= Short exercise =
Take the listing and print it in full, exactly as given.
========================================
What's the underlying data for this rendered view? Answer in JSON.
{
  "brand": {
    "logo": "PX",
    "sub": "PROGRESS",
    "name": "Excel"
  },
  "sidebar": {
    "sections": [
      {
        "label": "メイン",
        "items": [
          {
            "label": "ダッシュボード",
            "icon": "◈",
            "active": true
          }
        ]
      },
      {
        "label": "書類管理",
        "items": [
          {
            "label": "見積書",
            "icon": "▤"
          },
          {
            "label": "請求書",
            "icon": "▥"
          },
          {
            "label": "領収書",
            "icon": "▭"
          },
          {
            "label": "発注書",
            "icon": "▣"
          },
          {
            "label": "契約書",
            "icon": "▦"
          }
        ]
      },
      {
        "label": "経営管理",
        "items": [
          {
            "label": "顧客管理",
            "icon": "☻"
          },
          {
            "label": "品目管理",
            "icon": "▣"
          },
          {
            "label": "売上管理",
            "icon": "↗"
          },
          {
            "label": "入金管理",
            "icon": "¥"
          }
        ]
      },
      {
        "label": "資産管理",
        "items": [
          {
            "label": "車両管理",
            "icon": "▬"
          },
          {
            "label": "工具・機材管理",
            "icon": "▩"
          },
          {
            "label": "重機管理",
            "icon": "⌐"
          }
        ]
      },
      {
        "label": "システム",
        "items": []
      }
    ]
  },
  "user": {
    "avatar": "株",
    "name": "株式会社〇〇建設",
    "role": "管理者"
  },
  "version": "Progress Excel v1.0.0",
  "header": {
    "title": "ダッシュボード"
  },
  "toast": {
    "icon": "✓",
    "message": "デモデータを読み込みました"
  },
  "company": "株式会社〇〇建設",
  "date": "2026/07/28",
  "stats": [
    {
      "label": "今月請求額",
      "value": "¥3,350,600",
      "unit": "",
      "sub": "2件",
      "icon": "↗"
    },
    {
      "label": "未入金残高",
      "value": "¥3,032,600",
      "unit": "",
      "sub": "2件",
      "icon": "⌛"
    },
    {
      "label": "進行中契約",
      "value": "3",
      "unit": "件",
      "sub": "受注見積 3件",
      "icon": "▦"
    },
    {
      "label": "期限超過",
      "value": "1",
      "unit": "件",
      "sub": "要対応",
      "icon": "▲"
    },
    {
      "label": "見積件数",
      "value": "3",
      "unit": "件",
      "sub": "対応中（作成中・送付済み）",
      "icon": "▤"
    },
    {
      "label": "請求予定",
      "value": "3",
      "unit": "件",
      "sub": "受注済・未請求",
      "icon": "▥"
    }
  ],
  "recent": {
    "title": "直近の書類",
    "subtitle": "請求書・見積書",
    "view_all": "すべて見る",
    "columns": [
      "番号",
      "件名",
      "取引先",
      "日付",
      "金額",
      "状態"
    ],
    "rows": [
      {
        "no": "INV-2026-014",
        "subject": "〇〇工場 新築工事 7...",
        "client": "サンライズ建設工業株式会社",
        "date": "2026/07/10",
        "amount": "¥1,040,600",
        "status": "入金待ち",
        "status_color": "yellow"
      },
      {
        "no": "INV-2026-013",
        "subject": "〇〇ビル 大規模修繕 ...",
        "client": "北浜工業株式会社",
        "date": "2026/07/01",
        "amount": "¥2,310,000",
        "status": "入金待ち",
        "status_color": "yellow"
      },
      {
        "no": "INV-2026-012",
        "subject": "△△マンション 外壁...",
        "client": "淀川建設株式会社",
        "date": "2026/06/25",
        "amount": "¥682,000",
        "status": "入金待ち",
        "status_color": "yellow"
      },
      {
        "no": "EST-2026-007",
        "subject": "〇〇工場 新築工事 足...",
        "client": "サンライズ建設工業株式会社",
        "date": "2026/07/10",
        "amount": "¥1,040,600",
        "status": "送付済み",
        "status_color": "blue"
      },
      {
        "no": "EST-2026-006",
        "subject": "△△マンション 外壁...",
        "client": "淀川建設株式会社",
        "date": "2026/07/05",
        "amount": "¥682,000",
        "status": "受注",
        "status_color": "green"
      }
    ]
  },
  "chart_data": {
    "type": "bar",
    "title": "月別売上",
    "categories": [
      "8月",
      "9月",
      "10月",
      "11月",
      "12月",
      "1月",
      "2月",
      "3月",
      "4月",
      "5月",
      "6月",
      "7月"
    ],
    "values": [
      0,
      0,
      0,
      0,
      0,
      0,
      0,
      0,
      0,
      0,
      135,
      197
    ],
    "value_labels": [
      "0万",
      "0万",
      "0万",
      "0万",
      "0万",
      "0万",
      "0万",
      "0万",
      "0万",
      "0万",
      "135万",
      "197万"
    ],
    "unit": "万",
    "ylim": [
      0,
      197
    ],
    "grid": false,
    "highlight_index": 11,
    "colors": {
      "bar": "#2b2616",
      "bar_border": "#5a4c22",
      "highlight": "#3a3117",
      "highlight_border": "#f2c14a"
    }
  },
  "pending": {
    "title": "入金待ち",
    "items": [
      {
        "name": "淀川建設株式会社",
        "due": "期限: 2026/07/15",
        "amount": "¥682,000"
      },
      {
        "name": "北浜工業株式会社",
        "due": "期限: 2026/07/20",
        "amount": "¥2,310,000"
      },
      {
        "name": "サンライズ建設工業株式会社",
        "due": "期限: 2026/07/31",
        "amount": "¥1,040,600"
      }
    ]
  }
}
========================================
= Exercise solution =
What's the underlying data for this rendered view? Answer in JSON.
{
  "brand": {
    "logo": "PX",
    "sub": "PROGRESS",
    "name": "Excel"
  },
  "sidebar": {
    "sections": [
      {
        "label": "メイン",
        "items": [
          {
            "label": "ダッシュボード",
            "icon": "◈",
            "active": true
          }
        ]
      },
      {
        "label": "書類管理",
        "items": [
          {
            "label": "見積書",
            "icon": "▤"
          },
          {
            "label": "請求書",
            "icon": "▥"
          },
          {
            "label": "領収書",
            "icon": "▭"
          },
          {
            "label": "発注書",
            "icon": "▣"
          },
          {
            "label": "契約書",
            "icon": "▦"
          }
        ]
      },
      {
        "label": "経営管理",
        "items": [
          {
            "label": "顧客管理",
            "icon": "☻"
          },
          {
            "label": "品目管理",
            "icon": "▣"
          },
          {
            "label": "売上管理",
            "icon": "↗"
          },
          {
            "label": "入金管理",
            "icon": "¥"
          }
        ]
      },
      {
        "label": "資産管理",
        "items": [
          {
            "label": "車両管理",
            "icon": "▬"
          },
          {
            "label": "工具・機材管理",
            "icon": "▩"
          },
          {
            "label": "重機管理",
            "icon": "⌐"
          }
        ]
      },
      {
        "label": "システム",
        "items": []
      }
    ]
  },
  "user": {
    "avatar": "株",
    "name": "株式会社〇〇建設",
    "role": "管理者"
  },
  "version": "Progress Excel v1.0.0",
  "header": {
    "title": "ダッシュボード"
  },
  "toast": {
    "icon": "✓",
    "message": "デモデータを読み込みました"
  },
  "company": "株式会社〇〇建設",
  "date": "2026/07/28",
  "stats": [
    {
      "label": "今月請求額",
      "value": "¥3,350,600",
      "unit": "",
      "sub": "2件",
      "icon": "↗"
    },
    {
      "label": "未入金残高",
      "value": "¥3,032,600",
      "unit": "",
      "sub": "2件",
      "icon": "⌛"
    },
    {
      "label": "進行中契約",
      "value": "3",
      "unit": "件",
      "sub": "受注見積 3件",
      "icon": "▦"
    },
    {
      "label": "期限超過",
      "value": "1",
      "unit": "件",
      "sub": "要対応",
      "icon": "▲"
    },
    {
      "label": "見積件数",
      "value": "3",
      "unit": "件",
      "sub": "対応中（作成中・送付済み）",
      "icon": "▤"
    },
    {
      "label": "請求予定",
      "value": "3",
      "unit": "件",
      "sub": "受注済・未請求",
      "icon": "▥"
    }
  ],
  "recent": {
    "title": "直近の書類",
    "subtitle": "請求書・見積書",
    "view_all": "すべて見る",
    "columns": [
      "番号",
      "件名",
      "取引先",
      "日付",
      "金額",
      "状態"
    ],
    "rows": [
      {
        "no": "INV-2026-014",
        "subject": "〇〇工場 新築工事 7...",
        "client": "サンライズ建設工業株式会社",
        "date": "2026/07/10",
        "amount": "¥1,040,600",
        "status": "入金待ち",
        "status_color": "yellow"
      },
      {
        "no": "INV-2026-013",
        "subject": "〇〇ビル 大規模修繕 ...",
        "client": "北浜工業株式会社",
        "date": "2026/07/01",
        "amount": "¥2,310,000",
        "status": "入金待ち",
        "status_color": "yellow"
      },
      {
        "no": "INV-2026-012",
        "subject": "△△マンション 外壁...",
        "client": "淀川建設株式会社",
        "date": "2026/06/25",
        "amount": "¥682,000",
        "status": "入金待ち",
        "status_color": "yellow"
      },
      {
        "no": "EST-2026-007",
        "subject": "〇〇工場 新築工事 足...",
        "client": "サンライズ建設工業株式会社",
        "date": "2026/07/10",
        "amount": "¥1,040,600",
        "status": "送付済み",
        "status_color": "blue"
      },
      {
        "no": "EST-2026-006",
        "subject": "△△マンション 外壁...",
        "client": "淀川建設株式会社",
        "date": "2026/07/05",
        "amount": "¥682,000",
        "status": "受注",
        "status_color": "green"
      }
    ]
  },
  "chart_data": {
    "type": "bar",
    "title": "月別売上",
    "categories": [
      "8月",
      "9月",
      "10月",
      "11月",
      "12月",
      "1月",
      "2月",
      "3月",
      "4月",
      "5月",
      "6月",
      "7月"
    ],
    "values": [
      0,
      0,
      0,
      0,
      0,
      0,
      0,
      0,
      0,
      0,
      135,
      197
    ],
    "value_labels": [
      "0万",
      "0万",
      "0万",
      "0万",
      "0万",
      "0万",
      "0万",
      "0万",
      "0万",
      "0万",
      "135万",
      "197万"
    ],
    "unit": "万",
    "ylim": [
      0,
      197
    ],
    "grid": false,
    "highlight_index": 11,
    "colors": {
      "bar": "#2b2616",
      "bar_border": "#5a4c22",
      "highlight": "#3a3117",
      "highlight_border": "#f2c14a"
    }
  },
  "pending": {
    "title": "入金待ち",
    "items": [
      {
        "name": "淀川建設株式会社",
        "due": "期限: 2026/07/15",
        "amount": "¥682,000"
      },
      {
        "name": "北浜工業株式会社",
        "due": "期限: 2026/07/20",
        "amount": "¥2,310,000"
      },
      {
        "name": "サンライズ建設工業株式会社",
        "due": "期限: 2026/07/31",
        "amount": "¥1,040,600"
      }
    ]
  }
}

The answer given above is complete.